§ **Selected passage**
======

9

I keep getting a few NaN outputs from my neural network using Keras. I only get about one NaN per 10,000 results. Originally I had a relu activation layer feeding into the final softmax layer. This produced more NaN results. I changed the activation function for the last two dense layers in the constitutional network from relu to sigmoid. This made the problem better but I still get NaN. Any advice for how I can completely eliminate Nan?

model = Sequential()
model.add(InputLayer((1, IMG_H, IMG_W)))

model.add(Convolution2D(32, 3, 3, activation = 'relu'))
model.add(Convolution2D(32, 3, 3, activation = 'relu'))
model.add(MaxPooling2D(pool_size = (2, 2)))

model.add(Dropout(0.3))

model.add(Convolution2D(64, 3, 3, activation = 'relu'))
model.add(Convolution2D(64, 3, 3, activation = 'relu'))
model.add(MaxPooling2D(pool_size = (2, 2)))

model.add(Dropout(0.3))

model.add(Flatten())
model.add(Dense(256, activation = 'sigmoid'))
model.add(Dropout(0.3))
model.add(Dense(64, activation = 'sigmoid'))
model.add(Dropout(0.3))
model.add(Dense(categories, activation = 'softmax'))
chasep255
  • 11,745
  • 8
  • 58
  • 115
  • 5
    NaNs in your output/losses are always a very bad sign. Did you preprocess / normalize your input? Is your learning-rate small enough? NaNs should never occur if data is preprocessed correctly. [This](http://cs231n.github.io/neural-networks-2/) might help. – sascha May 10 '16 at 16:52
  • I normalized my input between 1 and 0. I used a small learning rate of between 0.01 and 0.001. Right now I am adding weight regularization to see if that helps. – chasep255 May 10 '16 at 16:53
  • Normalizing between 0-1 is not necessarily what you want. This sounds like MinMax-scaler in sklearn. You want normalizing the mean and variances aka StandardScaler in sklearn. This is very important when using SGD-based algorithms! In your case the mean will be >> 0.0 and i think you didn't change the variance. – sascha May 10 '16 at 16:54
  • 7
    I dug through my dataset of 80k images after I realized the NaNs were always coming from the same images. Turns out those images were solid black which is an error on part of the data provider. When I tried to normalize them this made it blow up. – chasep255 May 11 '16 at 00:06
  • 1
    Looks like you've solved the problem, but for future reference there is a [nice question](https://stackoverflow.com/a/33980220/1397061) which among other things recommends checking whether you have nan inputs. – 1'' May 15 '16 at 21:59
  • 1
    If you post an answer to your question and accept it, it will stop showing up as unanswered in search. – Viktoriya Malyasova Jul 16 '20 at 18:25

0 Answers0

======

§ **Data records**

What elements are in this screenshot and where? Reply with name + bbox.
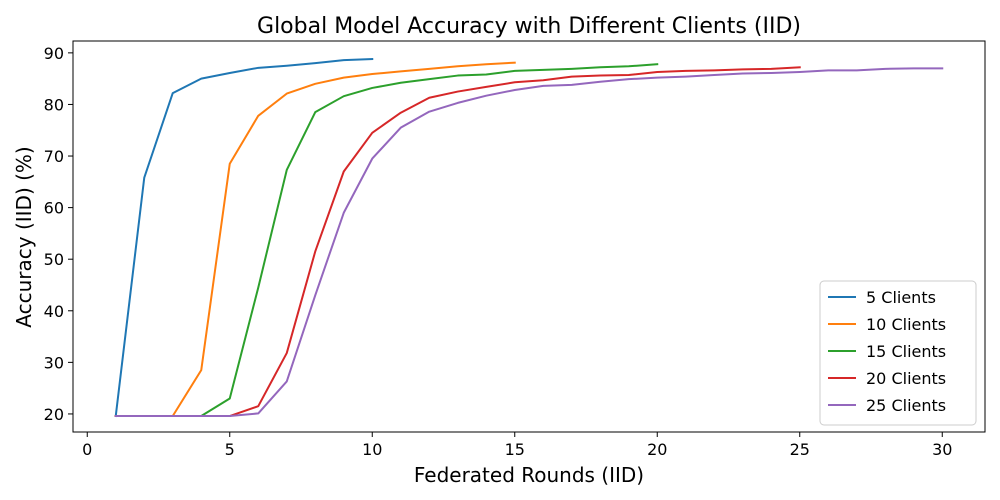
plot-area-frame — [72, 40, 986, 433]
x-tick-label: 25 — [790, 440, 810, 459]
x-axis-ticks: 0 5 10 15 20 25 30 — [82, 432, 952, 459]
legend-label-5: 25 Clients — [866, 396, 946, 415]
legend-label-2: 10 Clients — [866, 315, 946, 334]
x-tick-label: 30 — [932, 440, 952, 459]
x-tick-label: 20 — [647, 440, 667, 459]
x-tick-label: 5 — [225, 440, 235, 459]
series-line-5 — [114, 67, 944, 418]
legend-label-4: 20 Clients — [866, 369, 946, 388]
y-tick-label: 40 — [44, 302, 64, 321]
x-tick-label: 0 — [82, 440, 92, 459]
series-layer — [114, 58, 944, 418]
x-tick-label: 10 — [362, 440, 382, 459]
x-axis-label: Federated Rounds (IID) — [414, 463, 644, 487]
series-line-1 — [114, 58, 374, 418]
legend-box — [819, 280, 977, 426]
y-tick-label: 90 — [44, 44, 64, 63]
y-tick-label: 50 — [44, 250, 64, 269]
legend: 5 Clients 10 Clients 15 Clients 20 Clients 2… — [819, 280, 977, 426]
series-line-3 — [114, 63, 659, 418]
y-tick-label: 80 — [44, 95, 64, 114]
legend-label-3: 15 Clients — [866, 342, 946, 361]
x-tick-label: 15 — [505, 440, 525, 459]
y-tick-label: 20 — [44, 405, 64, 424]
series-line-2 — [114, 61, 516, 418]
y-tick-label: 60 — [44, 199, 64, 218]
chart-title: Global Model Accuracy with Different Cli… — [257, 14, 801, 39]
y-tick-label: 30 — [44, 353, 64, 372]
y-axis-ticks: 20 30 40 50 60 70 80 90 — [44, 44, 73, 424]
y-axis-label: Accuracy (IID) (%) — [12, 146, 36, 327]
legend-label-1: 5 Clients — [866, 288, 936, 307]
y-tick-label: 70 — [44, 147, 64, 166]
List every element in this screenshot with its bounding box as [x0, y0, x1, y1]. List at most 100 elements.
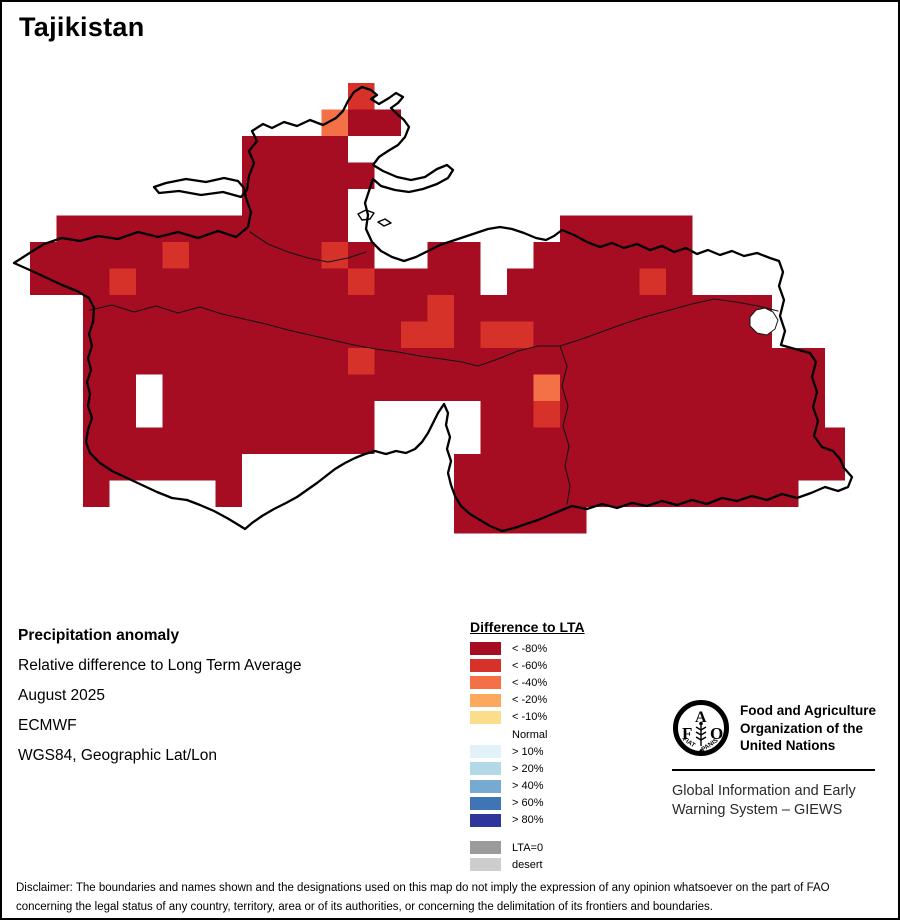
legend-item-label: < -40%: [512, 676, 548, 689]
legend-item: > 20%: [470, 760, 585, 777]
info-line-date: August 2025: [18, 687, 106, 704]
map-cell: [454, 480, 799, 507]
map-info-block: Precipitation anomaly Relative differenc…: [18, 621, 302, 771]
legend-item-label: < -80%: [512, 642, 548, 655]
legend-item: < -10%: [470, 709, 585, 726]
legend-items: < -80% < -60% < -40% < -20% < -10% Normal > 10…: [470, 640, 585, 829]
legend-item: > 60%: [470, 795, 585, 812]
map-cell: [348, 109, 401, 136]
legend-item-label: Normal: [512, 728, 548, 741]
map-cell: [242, 136, 348, 163]
map-cell: [507, 268, 640, 295]
map-cell: [533, 321, 772, 348]
map-cell: [242, 162, 375, 189]
legend-item: < -60%: [470, 657, 585, 674]
map-cell: [533, 242, 693, 269]
map-cell: [162, 401, 375, 428]
giews-label: Global Information and Early Warning Sys…: [672, 782, 882, 820]
map-cell: [109, 268, 136, 295]
map-cell: [427, 242, 481, 269]
info-line-parameter: Relative difference to Long Term Average: [18, 657, 302, 674]
fao-wordmark-line: Food and Agriculture: [740, 703, 876, 718]
legend-swatch: [470, 745, 501, 759]
map-cell: [533, 401, 560, 428]
map-cell: [374, 348, 825, 375]
legend-swatch: [470, 642, 501, 656]
legend-swatch: [470, 841, 501, 855]
map-cell: [136, 268, 348, 295]
info-line-projection: WGS84, Geographic Lat/Lon: [18, 747, 218, 764]
legend-item-label: > 20%: [512, 762, 544, 775]
anomaly-cell-grid: [30, 83, 845, 534]
admin-boundary-line: [89, 304, 479, 367]
legend-swatch: [470, 858, 501, 872]
admin-boundary-line: [559, 345, 571, 505]
disclaimer: Disclaimer: The boundaries and names sho…: [16, 879, 830, 917]
legend-item-label: > 80%: [512, 814, 544, 827]
fao-wordmark: Food and Agriculture Organization of the…: [740, 699, 876, 755]
svg-text:A: A: [695, 709, 707, 726]
legend-item-label: > 60%: [512, 797, 544, 810]
admin-boundary-line: [477, 298, 779, 367]
wheat-ear-icon: [695, 721, 707, 746]
map-cell: [454, 295, 772, 322]
fao-divider: [672, 769, 875, 771]
legend-item: > 80%: [470, 812, 585, 829]
svg-text:O: O: [710, 724, 723, 743]
fao-wordmark-line: United Nations: [740, 738, 836, 754]
giews-line: Global Information and Early: [672, 783, 856, 799]
legend-item: < -20%: [470, 692, 585, 709]
map-cell: [480, 401, 534, 428]
map-cell: [348, 242, 375, 269]
legend-extra-items: LTA=0 desert: [470, 839, 585, 873]
legend-swatch: [470, 796, 501, 810]
legend-item: > 40%: [470, 778, 585, 795]
country-border-outline: [12, 85, 854, 533]
legend-swatch: [470, 676, 501, 690]
map-cell: [666, 268, 693, 295]
legend-item: LTA=0: [470, 839, 585, 856]
page-title: Tajikistan: [19, 12, 145, 42]
map-cell: [83, 480, 110, 507]
info-heading: Precipitation anomaly: [18, 627, 180, 644]
legend: Difference to LTA < -80% < -60% < -40% < -2…: [470, 619, 585, 873]
map-cell: [480, 427, 845, 454]
map-cell: [560, 374, 825, 401]
map-cell: [30, 268, 110, 295]
map-cell: [427, 295, 454, 322]
fao-branding-block: F A O FIAT PANIS Food and Agriculture Or…: [672, 699, 882, 820]
map-cell: [454, 321, 481, 348]
legend-item: < -40%: [470, 674, 585, 691]
map-cell: [83, 374, 136, 401]
map-cell: [83, 427, 375, 454]
map-cell: [639, 268, 666, 295]
enclave-outline: [377, 218, 392, 227]
legend-swatch: [470, 710, 501, 724]
map-cell: [321, 242, 348, 269]
legend-item-label: > 40%: [512, 780, 544, 793]
legend-item: > 10%: [470, 743, 585, 760]
map-cell: [83, 454, 242, 481]
map-cell: [348, 268, 375, 295]
admin-boundary-line: [249, 231, 367, 263]
legend-swatch: [470, 779, 501, 793]
legend-item: < -80%: [470, 640, 585, 657]
map-cell: [480, 321, 534, 348]
legend-swatch: [470, 762, 501, 776]
map-cell: [83, 348, 348, 375]
disclaimer-line: concerning the legal status of any count…: [16, 901, 713, 913]
lake-karakul: [749, 307, 779, 336]
legend-title: Difference to LTA: [470, 619, 585, 635]
map-cell: [374, 268, 481, 295]
map-cell: [560, 401, 825, 428]
legend-swatch: [470, 728, 501, 742]
legend-item-label: LTA=0: [512, 841, 544, 854]
disclaimer-line: Disclaimer: The boundaries and names sho…: [16, 882, 830, 894]
svg-text:F: F: [682, 724, 692, 743]
legend-item-label: > 10%: [512, 745, 544, 758]
map-cell: [533, 374, 560, 401]
map-cell: [189, 242, 322, 269]
map-cell: [401, 321, 454, 348]
map-cell: [348, 348, 375, 375]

======

§ **What you are asked to do**
Quote the passage in the thread about NaN outputs in Keras, from "model.add(Flatten())" up to and including "activation = 'softmax'))".

§ **Written answer**
model.add(Flatten())
model.add(Dense(256, activation = 'sigmoid'))
model.add(Dropout(0.3))
model.add(Dense(64, activation = 'sigmoid'))
model.add(Dropout(0.3))
model.add(Dense(categories, activation = 'softmax'))